* **Extracted records**
--------
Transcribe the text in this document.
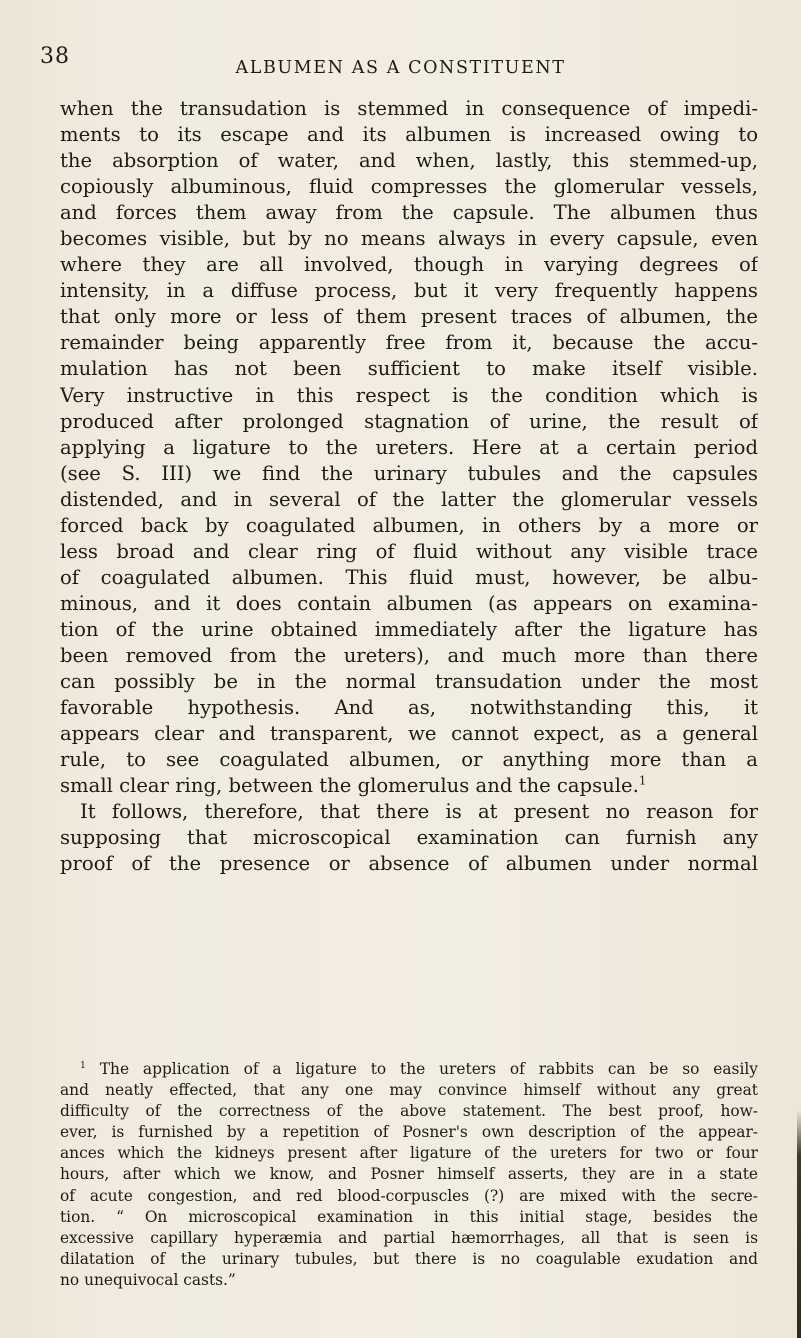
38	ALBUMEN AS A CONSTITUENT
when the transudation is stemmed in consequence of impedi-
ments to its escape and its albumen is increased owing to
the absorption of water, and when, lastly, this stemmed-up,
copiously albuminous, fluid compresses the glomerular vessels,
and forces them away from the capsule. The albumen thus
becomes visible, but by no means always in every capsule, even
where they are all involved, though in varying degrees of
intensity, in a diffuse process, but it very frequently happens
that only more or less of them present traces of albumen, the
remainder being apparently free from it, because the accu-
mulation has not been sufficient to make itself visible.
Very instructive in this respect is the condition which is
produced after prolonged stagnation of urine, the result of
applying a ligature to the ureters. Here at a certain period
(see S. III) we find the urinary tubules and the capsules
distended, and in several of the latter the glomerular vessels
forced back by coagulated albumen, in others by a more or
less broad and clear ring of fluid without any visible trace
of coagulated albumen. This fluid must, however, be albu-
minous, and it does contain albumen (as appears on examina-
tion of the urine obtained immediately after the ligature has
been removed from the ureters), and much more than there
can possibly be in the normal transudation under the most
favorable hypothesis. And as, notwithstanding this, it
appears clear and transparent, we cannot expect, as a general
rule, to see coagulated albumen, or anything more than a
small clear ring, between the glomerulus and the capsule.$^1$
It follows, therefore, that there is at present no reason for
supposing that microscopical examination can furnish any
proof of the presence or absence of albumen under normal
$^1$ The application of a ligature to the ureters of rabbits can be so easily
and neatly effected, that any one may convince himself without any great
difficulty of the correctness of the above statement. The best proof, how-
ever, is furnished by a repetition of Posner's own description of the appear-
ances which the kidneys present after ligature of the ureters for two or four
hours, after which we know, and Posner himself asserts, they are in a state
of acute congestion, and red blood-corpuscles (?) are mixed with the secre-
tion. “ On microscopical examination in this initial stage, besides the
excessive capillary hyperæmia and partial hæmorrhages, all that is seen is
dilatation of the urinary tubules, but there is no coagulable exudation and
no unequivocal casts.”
--------
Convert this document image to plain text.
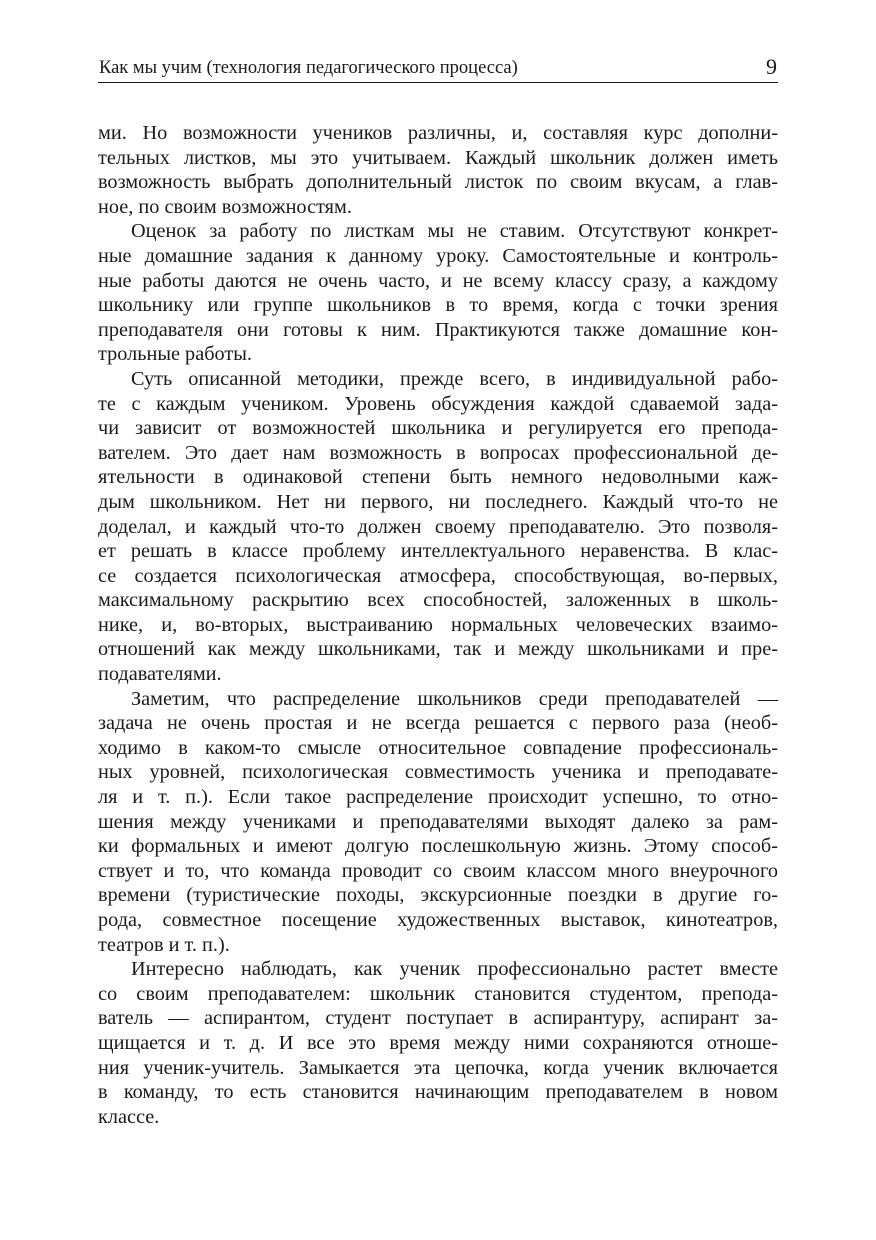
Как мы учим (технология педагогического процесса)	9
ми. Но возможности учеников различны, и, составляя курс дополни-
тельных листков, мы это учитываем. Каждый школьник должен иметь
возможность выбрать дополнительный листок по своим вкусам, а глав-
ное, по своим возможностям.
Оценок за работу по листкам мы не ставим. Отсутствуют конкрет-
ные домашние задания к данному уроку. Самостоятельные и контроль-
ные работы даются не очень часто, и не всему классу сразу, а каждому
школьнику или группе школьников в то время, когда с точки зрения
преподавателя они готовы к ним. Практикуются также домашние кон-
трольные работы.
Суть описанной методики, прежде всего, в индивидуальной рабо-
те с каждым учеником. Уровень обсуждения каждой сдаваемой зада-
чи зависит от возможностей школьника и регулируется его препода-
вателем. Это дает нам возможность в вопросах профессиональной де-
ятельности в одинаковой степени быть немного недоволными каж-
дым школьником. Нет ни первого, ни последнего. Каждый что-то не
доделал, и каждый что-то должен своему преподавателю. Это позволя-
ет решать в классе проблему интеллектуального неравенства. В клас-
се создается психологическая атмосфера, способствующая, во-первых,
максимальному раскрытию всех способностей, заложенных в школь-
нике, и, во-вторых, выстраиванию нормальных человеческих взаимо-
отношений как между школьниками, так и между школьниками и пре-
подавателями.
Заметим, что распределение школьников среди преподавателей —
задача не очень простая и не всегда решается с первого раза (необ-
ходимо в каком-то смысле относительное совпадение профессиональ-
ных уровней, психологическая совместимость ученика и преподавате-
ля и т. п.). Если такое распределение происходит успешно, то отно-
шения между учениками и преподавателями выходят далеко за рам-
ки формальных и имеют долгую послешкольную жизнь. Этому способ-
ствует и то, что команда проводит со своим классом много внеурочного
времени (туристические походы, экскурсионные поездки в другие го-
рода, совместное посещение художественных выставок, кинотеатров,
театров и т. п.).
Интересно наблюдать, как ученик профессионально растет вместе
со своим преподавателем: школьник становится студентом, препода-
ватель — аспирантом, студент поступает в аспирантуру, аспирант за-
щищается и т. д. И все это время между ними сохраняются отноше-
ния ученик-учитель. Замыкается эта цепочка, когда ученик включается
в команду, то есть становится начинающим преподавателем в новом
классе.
--------
* **JOB**
Gather up every line in the data above that contains the word "ureters", copying each one.

* **ANSWER BELOW**
applying a ligature to the ureters. Here at a certain period
been removed from the ureters), and much more than there
$^1$ The application of a ligature to the ureters of rabbits can be so easily
ances which the kidneys present after ligature of the ureters for two or four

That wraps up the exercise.